● **Instructions to follow**: Copy out every line of the material below word for word, leaving out the pictures.
☆ ☆ ☆ ☆ ☆
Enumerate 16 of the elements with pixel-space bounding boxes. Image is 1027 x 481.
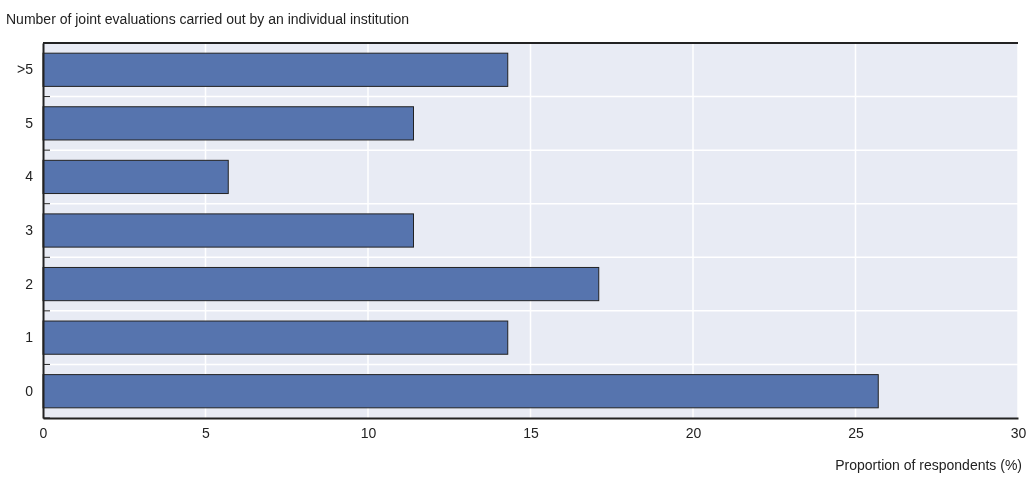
x-tick-label: 0 [39,424,48,441]
y-tick-label: 5 [25,114,34,131]
x-tick-label: 5 [202,424,211,441]
x-tick-label: 15 [523,424,539,441]
x-tick-label: 25 [848,424,864,441]
y-tick-label: 0 [25,382,34,399]
y-tick-label: 1 [25,329,34,346]
chart-title: Number of joint evaluations carried out by an individual institution [6,11,410,27]
y-tick-label: 2 [25,275,34,292]
y-tick-label: 4 [25,168,34,185]
y-tick-label: 3 [25,221,34,238]
x-tick-label: 20 [685,424,702,441]
x-axis-title: Proportion of respondents (%) [835,457,1022,473]
y-tick-label: >5 [17,61,34,78]
x-tick-label: 30 [1010,424,1027,441]
x-tick-label: 10 [360,424,377,441]
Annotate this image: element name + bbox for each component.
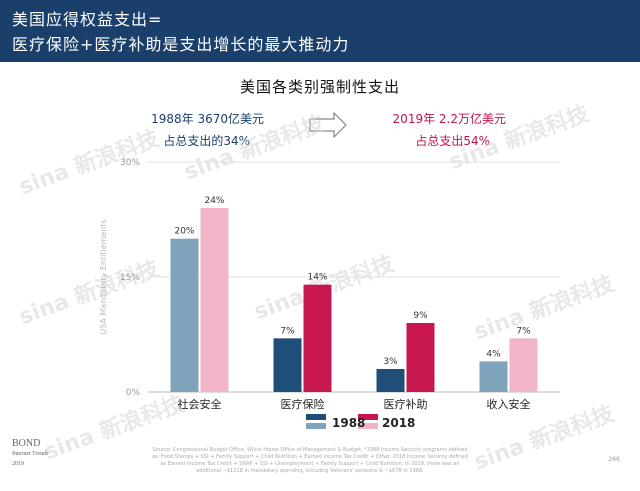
☆ ☆ ☆ ☆ ☆
● **Written solution**:
Enumerate 16 of the elements with pixel-space bounding boxes. Image is 1027 x 481.
x-tick-label: 0 [39,424,48,441]
y-tick-label: 5 [25,114,34,131]
x-tick-label: 5 [202,424,211,441]
x-tick-label: 15 [523,424,539,441]
x-tick-label: 25 [848,424,864,441]
y-tick-label: 0 [25,382,34,399]
y-tick-label: 1 [25,329,34,346]
chart-title: Number of joint evaluations carried out by an individual institution [6,11,410,27]
y-tick-label: 2 [25,275,34,292]
y-tick-label: 4 [25,168,34,185]
y-tick-label: 3 [25,221,34,238]
x-tick-label: 20 [685,424,702,441]
x-axis-title: Proportion of respondents (%) [835,457,1022,473]
y-tick-label: >5 [17,61,34,78]
x-tick-label: 30 [1010,424,1027,441]
x-tick-label: 10 [360,424,377,441]
Annotate this image: element name + bbox for each component.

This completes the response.